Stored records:
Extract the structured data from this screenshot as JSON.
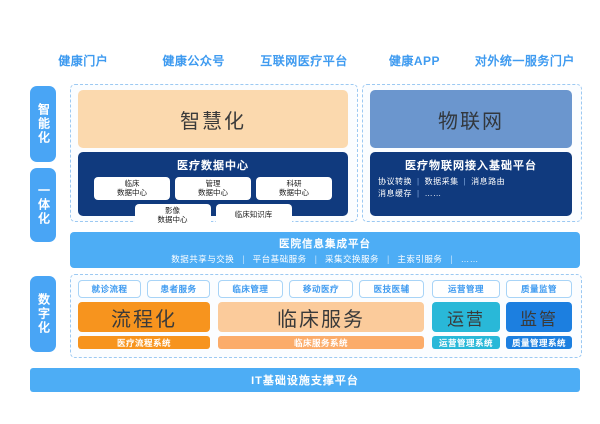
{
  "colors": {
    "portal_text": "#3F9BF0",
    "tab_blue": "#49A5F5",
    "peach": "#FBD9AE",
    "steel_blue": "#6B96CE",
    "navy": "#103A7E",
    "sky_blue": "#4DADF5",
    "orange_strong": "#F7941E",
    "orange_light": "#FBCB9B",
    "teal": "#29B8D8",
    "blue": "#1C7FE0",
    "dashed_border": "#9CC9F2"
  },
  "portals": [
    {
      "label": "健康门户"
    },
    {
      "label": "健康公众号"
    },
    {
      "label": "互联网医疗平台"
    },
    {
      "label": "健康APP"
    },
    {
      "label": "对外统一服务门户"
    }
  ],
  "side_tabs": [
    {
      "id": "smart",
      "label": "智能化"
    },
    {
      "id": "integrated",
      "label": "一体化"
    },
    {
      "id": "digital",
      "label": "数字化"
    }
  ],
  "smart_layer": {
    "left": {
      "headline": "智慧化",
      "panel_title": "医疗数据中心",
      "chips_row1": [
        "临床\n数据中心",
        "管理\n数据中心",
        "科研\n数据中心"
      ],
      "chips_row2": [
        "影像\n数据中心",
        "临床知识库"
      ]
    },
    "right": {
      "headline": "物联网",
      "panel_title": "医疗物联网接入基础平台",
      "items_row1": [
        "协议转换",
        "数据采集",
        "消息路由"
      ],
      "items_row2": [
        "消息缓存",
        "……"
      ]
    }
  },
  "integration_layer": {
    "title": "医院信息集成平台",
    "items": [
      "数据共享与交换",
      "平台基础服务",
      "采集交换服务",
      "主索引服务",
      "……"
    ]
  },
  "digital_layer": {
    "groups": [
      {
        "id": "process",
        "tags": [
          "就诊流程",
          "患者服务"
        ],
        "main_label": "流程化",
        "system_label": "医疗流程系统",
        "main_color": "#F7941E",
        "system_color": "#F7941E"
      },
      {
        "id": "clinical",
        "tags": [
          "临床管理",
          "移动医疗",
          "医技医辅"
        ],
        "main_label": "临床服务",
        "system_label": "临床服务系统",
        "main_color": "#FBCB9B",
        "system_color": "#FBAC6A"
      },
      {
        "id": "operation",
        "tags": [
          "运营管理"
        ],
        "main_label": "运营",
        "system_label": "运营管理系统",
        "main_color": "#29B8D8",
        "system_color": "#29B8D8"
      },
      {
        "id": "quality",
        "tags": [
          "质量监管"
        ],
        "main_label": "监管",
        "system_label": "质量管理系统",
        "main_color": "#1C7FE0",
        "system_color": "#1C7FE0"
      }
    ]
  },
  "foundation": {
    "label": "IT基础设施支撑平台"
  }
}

...

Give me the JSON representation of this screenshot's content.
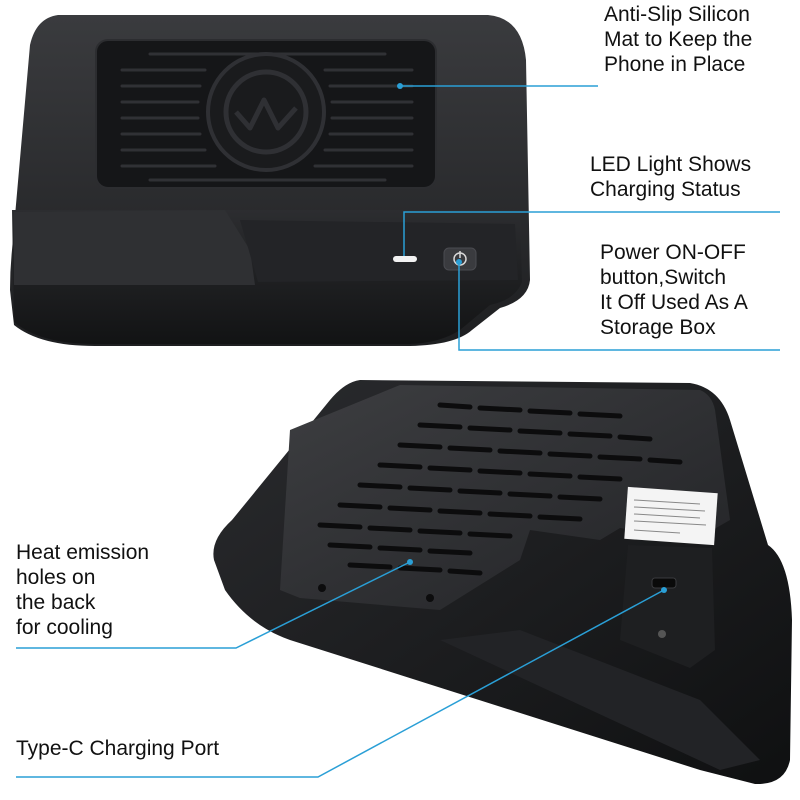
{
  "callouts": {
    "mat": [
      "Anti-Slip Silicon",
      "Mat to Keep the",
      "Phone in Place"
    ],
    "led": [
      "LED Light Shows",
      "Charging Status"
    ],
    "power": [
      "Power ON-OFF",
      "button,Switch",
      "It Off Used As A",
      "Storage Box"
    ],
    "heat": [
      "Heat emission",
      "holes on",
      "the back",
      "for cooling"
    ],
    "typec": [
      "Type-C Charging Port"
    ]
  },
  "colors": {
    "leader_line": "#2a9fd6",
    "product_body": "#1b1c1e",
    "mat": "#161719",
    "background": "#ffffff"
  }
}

...

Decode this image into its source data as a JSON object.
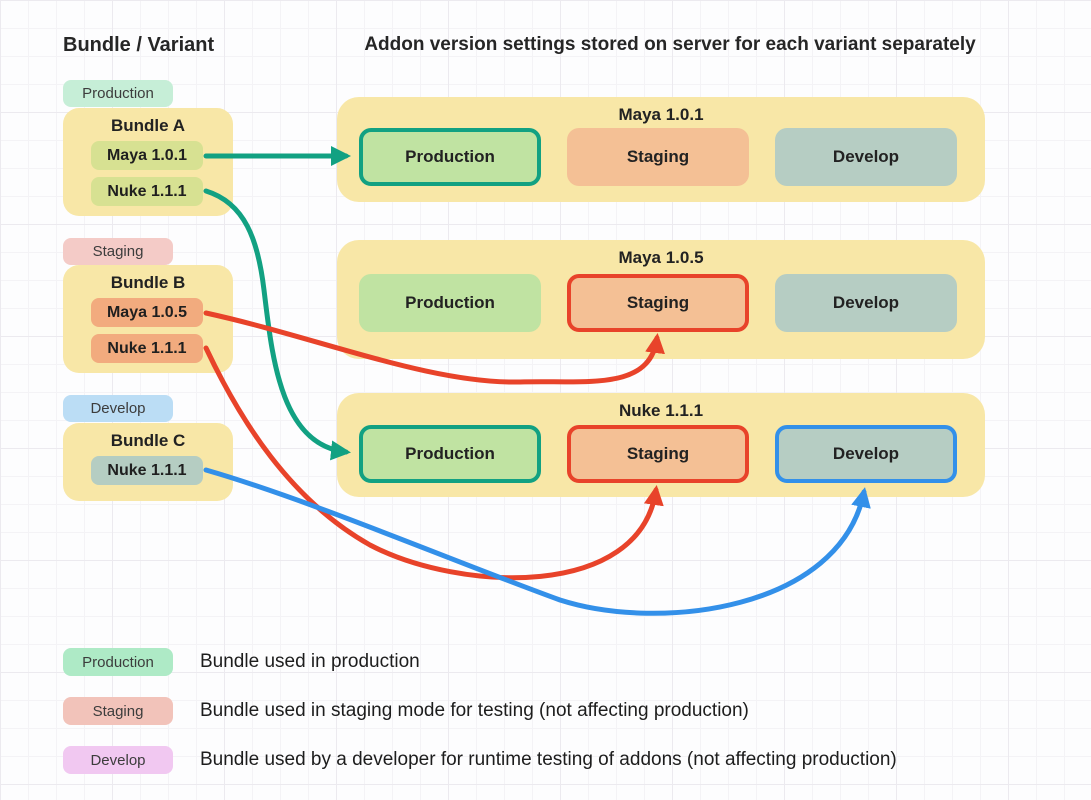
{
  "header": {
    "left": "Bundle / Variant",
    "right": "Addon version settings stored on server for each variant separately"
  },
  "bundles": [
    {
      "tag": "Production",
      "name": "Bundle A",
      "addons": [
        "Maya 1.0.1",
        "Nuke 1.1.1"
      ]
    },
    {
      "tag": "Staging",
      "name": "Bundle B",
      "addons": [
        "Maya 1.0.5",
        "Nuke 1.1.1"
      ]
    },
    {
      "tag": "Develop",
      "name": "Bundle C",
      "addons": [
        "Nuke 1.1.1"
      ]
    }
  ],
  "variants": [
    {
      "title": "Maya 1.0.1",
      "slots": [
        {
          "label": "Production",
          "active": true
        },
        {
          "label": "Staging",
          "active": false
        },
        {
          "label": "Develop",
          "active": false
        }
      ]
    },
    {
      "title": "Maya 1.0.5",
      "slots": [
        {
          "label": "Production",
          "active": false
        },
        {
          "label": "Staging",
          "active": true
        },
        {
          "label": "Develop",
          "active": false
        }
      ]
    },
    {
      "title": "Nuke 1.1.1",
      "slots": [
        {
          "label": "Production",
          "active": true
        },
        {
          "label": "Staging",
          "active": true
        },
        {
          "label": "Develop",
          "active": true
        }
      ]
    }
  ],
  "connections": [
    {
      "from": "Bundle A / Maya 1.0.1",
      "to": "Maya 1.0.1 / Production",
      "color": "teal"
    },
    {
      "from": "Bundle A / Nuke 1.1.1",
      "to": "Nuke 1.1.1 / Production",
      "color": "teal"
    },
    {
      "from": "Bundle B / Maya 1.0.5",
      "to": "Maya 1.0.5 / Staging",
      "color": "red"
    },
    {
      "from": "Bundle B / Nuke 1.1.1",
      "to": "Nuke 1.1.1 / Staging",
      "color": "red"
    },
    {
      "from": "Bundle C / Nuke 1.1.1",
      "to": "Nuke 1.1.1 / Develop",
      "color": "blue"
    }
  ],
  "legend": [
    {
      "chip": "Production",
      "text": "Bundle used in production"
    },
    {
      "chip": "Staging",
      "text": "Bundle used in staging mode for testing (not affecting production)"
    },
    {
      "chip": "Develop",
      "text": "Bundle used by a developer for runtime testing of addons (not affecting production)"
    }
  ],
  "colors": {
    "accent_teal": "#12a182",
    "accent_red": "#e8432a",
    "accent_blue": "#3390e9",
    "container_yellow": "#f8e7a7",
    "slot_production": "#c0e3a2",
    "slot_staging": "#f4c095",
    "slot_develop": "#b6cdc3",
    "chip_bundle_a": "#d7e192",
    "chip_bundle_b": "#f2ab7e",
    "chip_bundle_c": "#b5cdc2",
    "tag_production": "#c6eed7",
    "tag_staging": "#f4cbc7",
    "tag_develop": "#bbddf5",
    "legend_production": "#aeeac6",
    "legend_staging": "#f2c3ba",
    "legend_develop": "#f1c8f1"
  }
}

WHAT IS REQUIRED:
Return, from the data, each line that has the word "screenshot" in it.

SOLUTION TO THE PROBLEM:
Extract the structured data from this screenshot as JSON.
Give me the JSON representation of this screenshot's content.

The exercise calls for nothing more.